Bar chart showing percentages of entry, exit, and systemwide data for three stations: 16th Street/Mission, 24th Street/Mission, and West Oakland, with West Oakland highest overall.
After the gates installation, entries and exits at the Mission BART stations went up, but not as much as the increases across the whole system. Chart by Junyao Yang.

The new BART fare gates, first installed in December 2023 at West Oakland station and ubiquitous today across the Bay Area, were put in place with a promise to reduce fare evasion.  

The agency said that the new 72-inch “Next Generation” fare gates, which came with an eyebrow-raising $90-million price tag, would “deter fare evasion with a design people can’t push through, jump over or maneuver under.” 

The agency pointed to data from West Oakland that showed an 11 percent increase in entries and exits between January and June 2024 when compared to the same period in 2023, almost double the systemwide increase in that timeframe.

The equation is simple: With less-permeable gates, there should be a corresponding increase in paid ridership.

But a closer look at data from Mission District stations — 16th Street/Mission and 24th Street/Mission — does not paint a clear picture of success.

§ **WRITTEN TASKS**
**A)** Copy out the rows of region boundary data word for word, from the line containing "speed-text: n= 3450 min [817, 98, 916, 117]" through the line containing "y-axis-tick-label: 90 [74, 238, 88, 253]", including both of those lines.
**B)** Write the next part of the BART fare gate article, picking up after its last sentence.
The BART fare gate article and the rows are unrelated to each other.

[Region boundary data]

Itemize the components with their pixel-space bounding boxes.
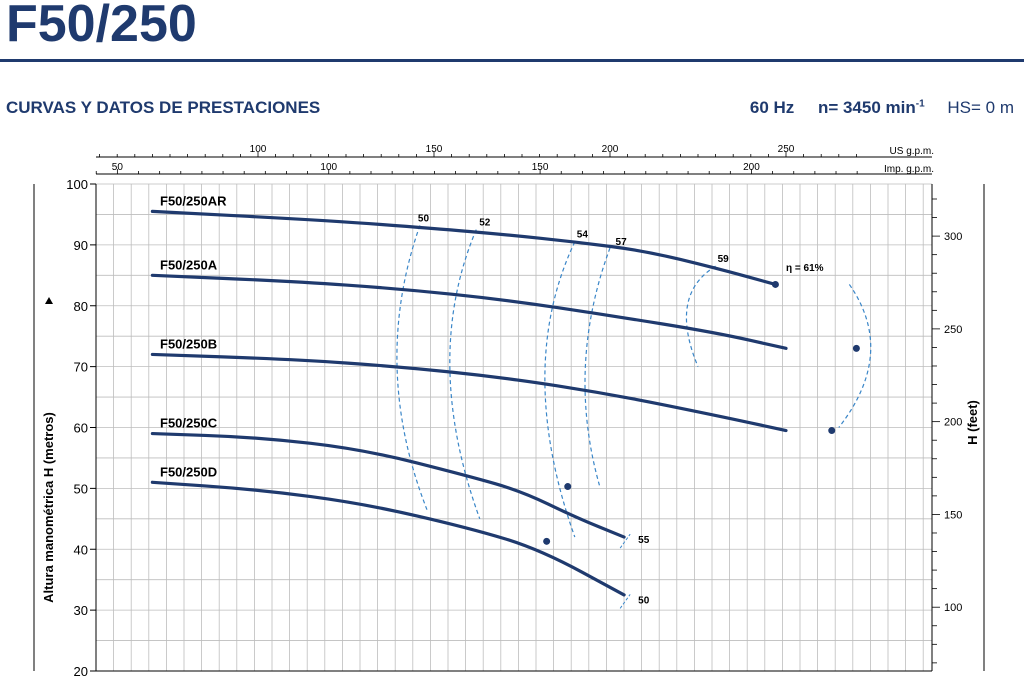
speed-text: n= 3450 min [817, 98, 916, 117]
curve-label: F50/250B [160, 336, 217, 351]
hs-label: HS= 0 m [947, 98, 1014, 117]
curve-label: F50/250C [160, 416, 218, 431]
curve-f50-250d [150, 480, 626, 597]
efficiency-curve-59 [685, 265, 716, 367]
curve-f50-250ar [150, 209, 778, 287]
curve-f50-250c [150, 431, 626, 539]
y-axis-tick-label: 90 [74, 238, 88, 253]
top-axis-imp-tick-label: 50 [112, 162, 124, 173]
y-axis-label: Altura manométrica H (metros) [41, 412, 56, 603]
efficiency-label: η = 61% [786, 263, 824, 274]
efficiency-label: 52 [479, 217, 491, 228]
y-axis-tick-label: 30 [74, 603, 88, 618]
speed-label: n= 3450 min-1 [818, 98, 925, 117]
efficiency-curve-52 [449, 229, 481, 520]
curve-point [771, 280, 779, 288]
performance-chart: 100 150 200 250 US g.p.m. 50 100 150 200 Imp. g.p… [33, 144, 985, 679]
curve-label: F50/250A [160, 257, 218, 272]
page-title: F50/250 [6, 0, 197, 53]
curve-point [543, 537, 551, 545]
top-axis-us-tick-label: 200 [602, 144, 619, 155]
efficiency-curve-57 [584, 247, 611, 486]
curve-point [852, 344, 860, 352]
y-axis-tick-label: 50 [74, 481, 88, 496]
y2-axis-label: H (feet) [965, 400, 980, 445]
y-axis-tick-label: 70 [74, 360, 88, 375]
y2-axis-tick-label: 100 [944, 602, 962, 614]
y-axis-tick-label: 80 [74, 299, 88, 314]
top-axis-imp-label: Imp. g.p.m. [884, 164, 934, 175]
top-axis-imp-tick-label: 100 [320, 162, 337, 173]
curve-f50-250a [150, 273, 788, 350]
curve-point [564, 483, 572, 491]
efficiency-label: 50 [418, 214, 430, 225]
y2-axis-tick-label: 200 [944, 417, 962, 429]
efficiency-label: 54 [577, 230, 589, 241]
efficiency-curve-54 [544, 241, 576, 538]
y-axis-arrow-icon [45, 297, 53, 304]
top-axis-us-tick-label: 150 [426, 144, 443, 155]
chart-grid [95, 183, 932, 672]
top-axis-imp-tick-label: 150 [532, 162, 549, 173]
y-axis-tick-label: 60 [74, 421, 88, 436]
y2-axis-tick-label: 300 [944, 231, 962, 243]
curve-f50-250b [150, 352, 788, 433]
curve-end-label: 55 [638, 535, 650, 546]
curve-label: F50/250AR [160, 193, 227, 208]
pump-curves [150, 209, 788, 597]
y2-axis-tick-label: 150 [944, 509, 962, 521]
y-axis-tick-label: 40 [74, 542, 88, 557]
y-axis-tick-label: 20 [74, 664, 88, 679]
efficiency-label: 57 [616, 237, 628, 248]
title-rule [0, 59, 1024, 62]
frequency-label: 60 Hz [749, 98, 795, 117]
speed-exponent: -1 [915, 98, 925, 110]
operating-conditions: 60 Hz n= 3450 min-1 HS= 0 m [750, 98, 1014, 118]
end-marker [619, 594, 631, 609]
curve-point [828, 427, 836, 435]
top-axis-imp-tick-label: 200 [743, 162, 760, 173]
top-axis-us-tick-label: 250 [778, 144, 795, 155]
y2-axis-tick-label: 250 [944, 324, 962, 336]
top-axis-us-tick-label: 100 [250, 144, 267, 155]
chart-subtitle: CURVAS Y DATOS DE PRESTACIONES [6, 98, 321, 117]
curve-label: F50/250D [160, 464, 217, 479]
efficiency-label: 59 [718, 254, 730, 265]
y-axis-tick-label: 100 [66, 177, 88, 192]
end-marker [619, 533, 631, 549]
curve-end-label: 50 [638, 595, 650, 606]
efficiency-curve-61 [838, 284, 872, 428]
top-axis-us-label: US g.p.m. [890, 146, 934, 157]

§ **TASK-BY-TASK OUTPUTS**
**A)**
speed-text: n= 3450 min [817, 98, 916, 117]
curve-label: F50/250B [160, 336, 217, 351]
hs-label: HS= 0 m [947, 98, 1014, 117]
curve-label: F50/250C [160, 416, 218, 431]
curve-f50-250d [150, 480, 626, 597]
efficiency-curve-59 [685, 265, 716, 367]
curve-f50-250ar [150, 209, 778, 287]
curve-f50-250c [150, 431, 626, 539]
y-axis-tick-label: 90 [74, 238, 88, 253]

**B)**
Six months after the installation, entries and exits at both the 16th Street and 24th Street BART stations increased, but at lower rates than either increased across the entire system. That’s compared to the same six-month period in the previous year. 

The 24th Street station saw 1.7 million entries and exits from October 2024 to March 2025. That’s a 3.2 percent increase from the same period in the previous year, but less than the ridership increase of 5.8 percent across the entire BART system. 

At 16th Street station, the new gates were installed on Oct. 12, 2024. That station saw a modest 2.3 percent increase in entries and exits in the next six months, lower than the 6.3 percent systemwide increase in that same period the previous year. 

James Allison, a BART spokesperson, said he would caution against drawing the conclusion that the gates in the Mission stations did not fulfill the goal of deterring fare evasion until the agency has a chance to examine the data more closely. 

He referred to a quarterly performance report released in March that showed about 17 percent of riders saw fare evasion firsthand, which was down from 25 percent in the same period the previous year, before the fare gates were installed. 

Some stations have reported increased fare revenue following the installations, Allison added, like the Pittsburg Center station, which saw a 6 percent increase in paid exits within the first week of installation. 

“I encourage riders at the Mission stations to see for themselves the difference between the old gates and the Next Generation Fare Gates,” he said. 

A person walks toward turnstiles at a subway station, with exit signs overhead showing directions for 24th & Mission NE and SW.
A rider exits the 24th Street BART station on June 10, 2025. Photo by Junyao Yang.

Gloria Lopez, who was waiting for a train to Antioch at 24th Street station around 3:30 p.m. on a recent Tuesday, said she had been followed closely by someone else to get through the gates at least three times.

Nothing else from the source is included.